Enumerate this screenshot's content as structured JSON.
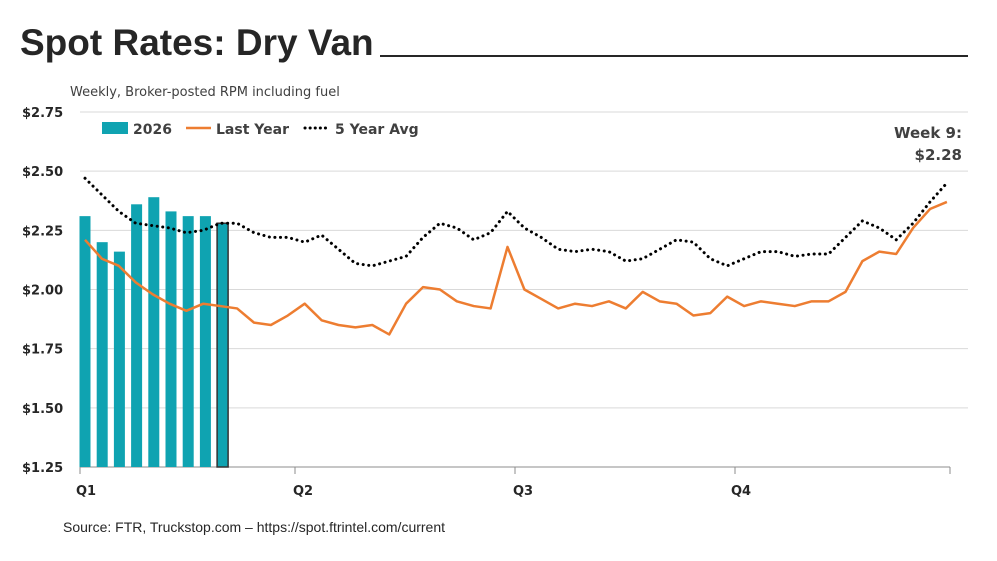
{
  "title": "Spot Rates: Dry Van",
  "source": "Source: FTR, Truckstop.com – https://spot.ftrintel.com/current",
  "chart_data": {
    "type": "bar+line",
    "title": "Spot Rates: Dry Van",
    "subtitle": "Weekly, Broker-posted RPM including fuel",
    "ylim": [
      1.25,
      2.75
    ],
    "yticks": [
      "$1.25",
      "$1.50",
      "$1.75",
      "$2.00",
      "$2.25",
      "$2.50",
      "$2.75"
    ],
    "ytick_values": [
      1.25,
      1.5,
      1.75,
      2.0,
      2.25,
      2.5,
      2.75
    ],
    "xticks": [
      "Q1",
      "Q2",
      "Q3",
      "Q4"
    ],
    "weeks": 52,
    "grid": true,
    "legend_position": "top-left",
    "annotation": {
      "line1": "Week 9:",
      "line2": "$2.28"
    },
    "colors": {
      "bars": "#0fa3b1",
      "last_year": "#ed7d31",
      "avg": "#000000"
    },
    "series": [
      {
        "name": "2026",
        "type": "bar",
        "values": [
          2.31,
          2.2,
          2.16,
          2.36,
          2.39,
          2.33,
          2.31,
          2.31,
          2.28
        ]
      },
      {
        "name": "Last Year",
        "type": "line",
        "values": [
          2.21,
          2.13,
          2.1,
          2.03,
          1.98,
          1.94,
          1.91,
          1.94,
          1.93,
          1.92,
          1.86,
          1.85,
          1.89,
          1.94,
          1.87,
          1.85,
          1.84,
          1.85,
          1.81,
          1.94,
          2.01,
          2.0,
          1.95,
          1.93,
          1.92,
          2.18,
          2.0,
          1.96,
          1.92,
          1.94,
          1.93,
          1.95,
          1.92,
          1.99,
          1.95,
          1.94,
          1.89,
          1.9,
          1.97,
          1.93,
          1.95,
          1.94,
          1.93,
          1.95,
          1.95,
          1.99,
          2.12,
          2.16,
          2.15,
          2.26,
          2.34,
          2.37
        ]
      },
      {
        "name": "5 Year Avg",
        "type": "dotted-line",
        "values": [
          2.47,
          2.4,
          2.33,
          2.28,
          2.27,
          2.26,
          2.24,
          2.25,
          2.28,
          2.28,
          2.24,
          2.22,
          2.22,
          2.2,
          2.23,
          2.17,
          2.11,
          2.1,
          2.12,
          2.14,
          2.22,
          2.28,
          2.26,
          2.21,
          2.24,
          2.33,
          2.26,
          2.22,
          2.17,
          2.16,
          2.17,
          2.16,
          2.12,
          2.13,
          2.17,
          2.21,
          2.2,
          2.13,
          2.1,
          2.13,
          2.16,
          2.16,
          2.14,
          2.15,
          2.15,
          2.22,
          2.29,
          2.26,
          2.21,
          2.28,
          2.37,
          2.45
        ]
      }
    ]
  }
}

= = = =

### What the task requires
Check all the records above and select each line where the string "type" is found.

### Result below
    "type": "bar+line",
        "type": "bar",
        "type": "line",
        "type": "dotted-line",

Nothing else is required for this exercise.